◆ Task to carry out: Find and copy every line in the records that includes the string "kind".

(Collected data entries)
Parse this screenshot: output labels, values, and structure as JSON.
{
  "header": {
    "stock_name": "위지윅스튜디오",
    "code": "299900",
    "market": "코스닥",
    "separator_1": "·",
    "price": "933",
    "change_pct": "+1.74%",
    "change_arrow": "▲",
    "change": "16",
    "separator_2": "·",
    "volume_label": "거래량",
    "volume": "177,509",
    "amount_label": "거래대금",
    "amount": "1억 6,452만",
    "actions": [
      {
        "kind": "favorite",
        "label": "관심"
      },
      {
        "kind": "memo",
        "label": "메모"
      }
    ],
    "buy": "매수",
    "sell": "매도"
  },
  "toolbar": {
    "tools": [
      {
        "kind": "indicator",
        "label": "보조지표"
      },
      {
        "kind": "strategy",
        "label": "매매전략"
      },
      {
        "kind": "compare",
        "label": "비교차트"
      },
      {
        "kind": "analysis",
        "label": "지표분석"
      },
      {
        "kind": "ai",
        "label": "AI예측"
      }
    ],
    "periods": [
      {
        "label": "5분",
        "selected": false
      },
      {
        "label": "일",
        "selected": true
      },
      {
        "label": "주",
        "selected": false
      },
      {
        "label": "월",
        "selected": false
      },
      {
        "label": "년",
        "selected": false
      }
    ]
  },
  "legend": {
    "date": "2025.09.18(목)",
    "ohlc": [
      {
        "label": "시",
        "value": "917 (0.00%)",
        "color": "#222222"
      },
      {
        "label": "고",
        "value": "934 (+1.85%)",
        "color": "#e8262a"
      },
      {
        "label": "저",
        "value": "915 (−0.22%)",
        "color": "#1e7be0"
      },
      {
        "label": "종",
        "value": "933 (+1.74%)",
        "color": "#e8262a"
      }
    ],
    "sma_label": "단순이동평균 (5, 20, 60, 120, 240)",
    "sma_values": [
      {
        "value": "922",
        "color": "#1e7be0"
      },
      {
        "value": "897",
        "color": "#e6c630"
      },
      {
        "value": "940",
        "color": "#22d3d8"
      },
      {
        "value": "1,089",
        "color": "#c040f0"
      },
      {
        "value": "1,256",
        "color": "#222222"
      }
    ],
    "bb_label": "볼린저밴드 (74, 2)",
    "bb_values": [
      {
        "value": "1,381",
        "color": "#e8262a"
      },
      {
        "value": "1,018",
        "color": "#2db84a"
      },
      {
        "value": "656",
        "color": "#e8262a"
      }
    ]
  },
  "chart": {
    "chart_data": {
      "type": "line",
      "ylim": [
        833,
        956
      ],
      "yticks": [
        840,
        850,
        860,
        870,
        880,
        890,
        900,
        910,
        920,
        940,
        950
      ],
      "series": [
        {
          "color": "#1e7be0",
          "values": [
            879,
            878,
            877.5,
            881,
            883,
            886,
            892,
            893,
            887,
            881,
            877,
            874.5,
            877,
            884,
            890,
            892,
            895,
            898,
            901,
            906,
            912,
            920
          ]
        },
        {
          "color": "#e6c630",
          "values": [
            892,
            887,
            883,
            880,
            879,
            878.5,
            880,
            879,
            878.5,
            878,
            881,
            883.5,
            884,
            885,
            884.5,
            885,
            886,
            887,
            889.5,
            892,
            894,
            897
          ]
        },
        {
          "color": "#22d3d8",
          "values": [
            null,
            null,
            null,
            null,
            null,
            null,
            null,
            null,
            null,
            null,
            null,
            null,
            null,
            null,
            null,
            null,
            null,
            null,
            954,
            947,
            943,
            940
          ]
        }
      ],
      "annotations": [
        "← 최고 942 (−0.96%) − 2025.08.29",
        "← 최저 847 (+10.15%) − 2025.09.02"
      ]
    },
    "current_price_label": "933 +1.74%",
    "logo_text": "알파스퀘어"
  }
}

◆ Written response:
        "kind": "favorite",
        "kind": "memo",
        "kind": "indicator",
        "kind": "strategy",
        "kind": "compare",
        "kind": "analysis",
        "kind": "ai",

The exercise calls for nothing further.